Recorded data
▼
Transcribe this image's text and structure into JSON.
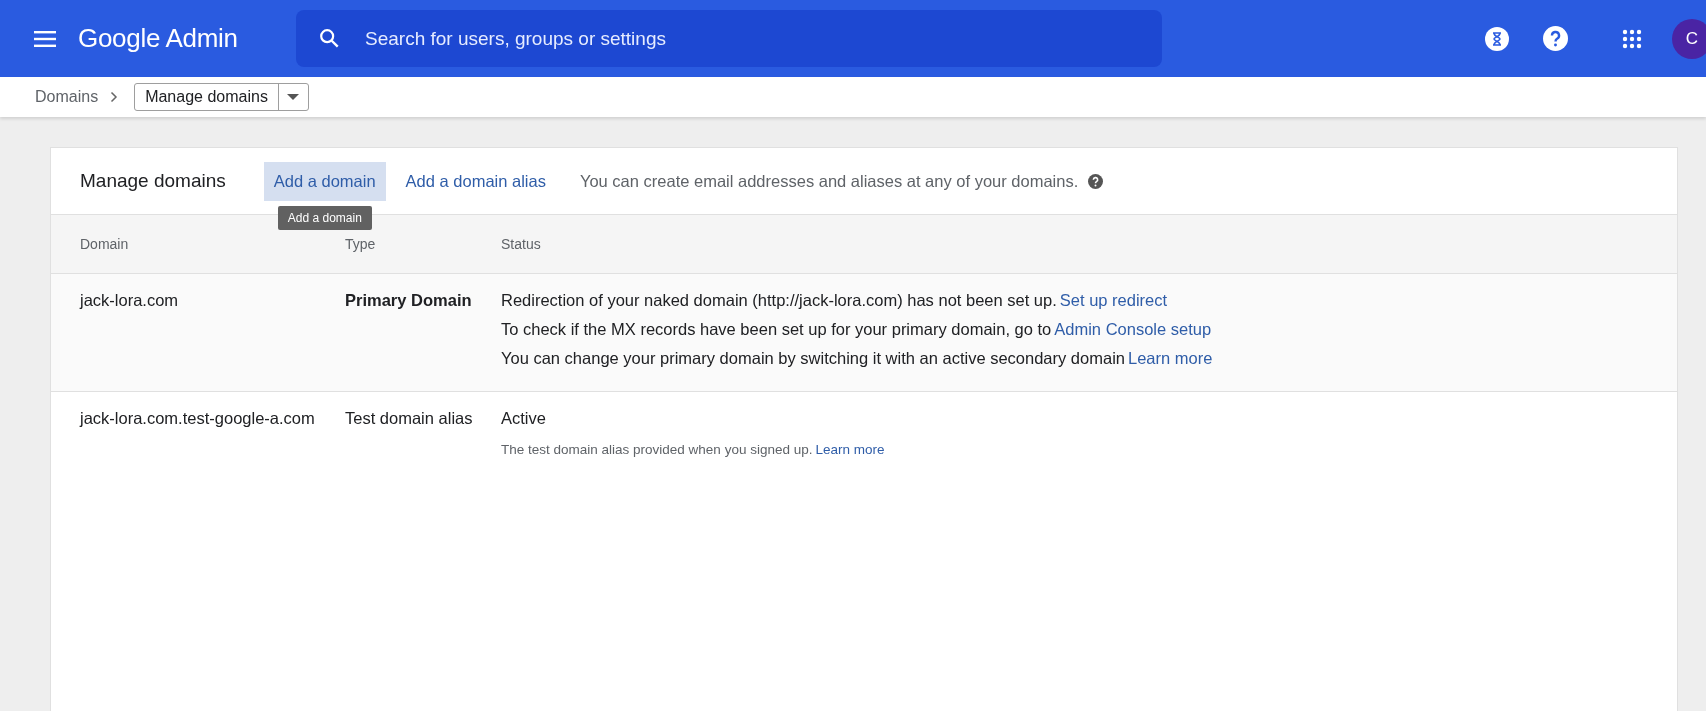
{
  "header": {
    "logo": "Google Admin",
    "search": {
      "placeholder": "Search for users, groups or settings"
    },
    "avatar": "C"
  },
  "breadcrumb": {
    "parent": "Domains",
    "current": "Manage domains"
  },
  "card": {
    "title": "Manage domains",
    "actions": [
      {
        "label": "Add a domain",
        "selected": true
      },
      {
        "label": "Add a domain alias",
        "selected": false
      }
    ],
    "description": "You can create email addresses and aliases at any of your domains.",
    "tooltip": "Add a domain"
  },
  "table": {
    "columns": [
      "Domain",
      "Type",
      "Status"
    ],
    "rows": [
      {
        "domain": "jack-lora.com",
        "type": "Primary Domain",
        "primary": true,
        "status": [
          {
            "kind": "line",
            "text": "Redirection of your naked domain (http://jack-lora.com) has not been set up.",
            "link": "Set up redirect"
          },
          {
            "kind": "line",
            "text": "To check if the MX records have been set up for your primary domain, go to",
            "link": "Admin Console setup"
          },
          {
            "kind": "line",
            "text": "You can change your primary domain by switching it with an active secondary domain",
            "link": "Learn more"
          }
        ]
      },
      {
        "domain": "jack-lora.com.test-google-a.com",
        "type": "Test domain alias",
        "primary": false,
        "status": [
          {
            "kind": "line",
            "text": "Active"
          },
          {
            "kind": "note",
            "text": "The test domain alias provided when you signed up.",
            "link": "Learn more"
          }
        ]
      }
    ]
  }
}
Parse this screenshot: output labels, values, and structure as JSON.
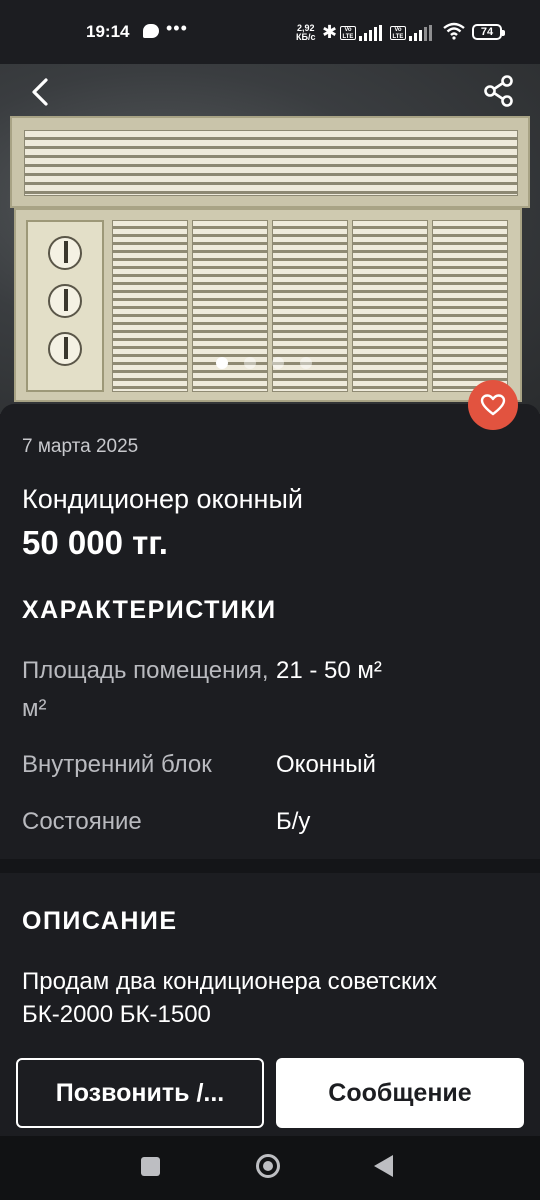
▲
Goal
Write out all the records again, exactly, minus any pictures.

Solution to this exercise
Transcribe this image's text and structure into JSON.
{
  "header": {
    "logo": "Google Admin",
    "search": {
      "placeholder": "Search for users, groups or settings"
    },
    "avatar": "C"
  },
  "breadcrumb": {
    "parent": "Domains",
    "current": "Manage domains"
  },
  "card": {
    "title": "Manage domains",
    "actions": [
      {
        "label": "Add a domain",
        "selected": true
      },
      {
        "label": "Add a domain alias",
        "selected": false
      }
    ],
    "description": "You can create email addresses and aliases at any of your domains.",
    "tooltip": "Add a domain"
  },
  "table": {
    "columns": [
      "Domain",
      "Type",
      "Status"
    ],
    "rows": [
      {
        "domain": "jack-lora.com",
        "type": "Primary Domain",
        "primary": true,
        "status": [
          {
            "kind": "line",
            "text": "Redirection of your naked domain (http://jack-lora.com) has not been set up.",
            "link": "Set up redirect"
          },
          {
            "kind": "line",
            "text": "To check if the MX records have been set up for your primary domain, go to",
            "link": "Admin Console setup"
          },
          {
            "kind": "line",
            "text": "You can change your primary domain by switching it with an active secondary domain",
            "link": "Learn more"
          }
        ]
      },
      {
        "domain": "jack-lora.com.test-google-a.com",
        "type": "Test domain alias",
        "primary": false,
        "status": [
          {
            "kind": "line",
            "text": "Active"
          },
          {
            "kind": "note",
            "text": "The test domain alias provided when you signed up.",
            "link": "Learn more"
          }
        ]
      }
    ]
  }
}
Parse this screenshot: output labels, values, and structure as JSON.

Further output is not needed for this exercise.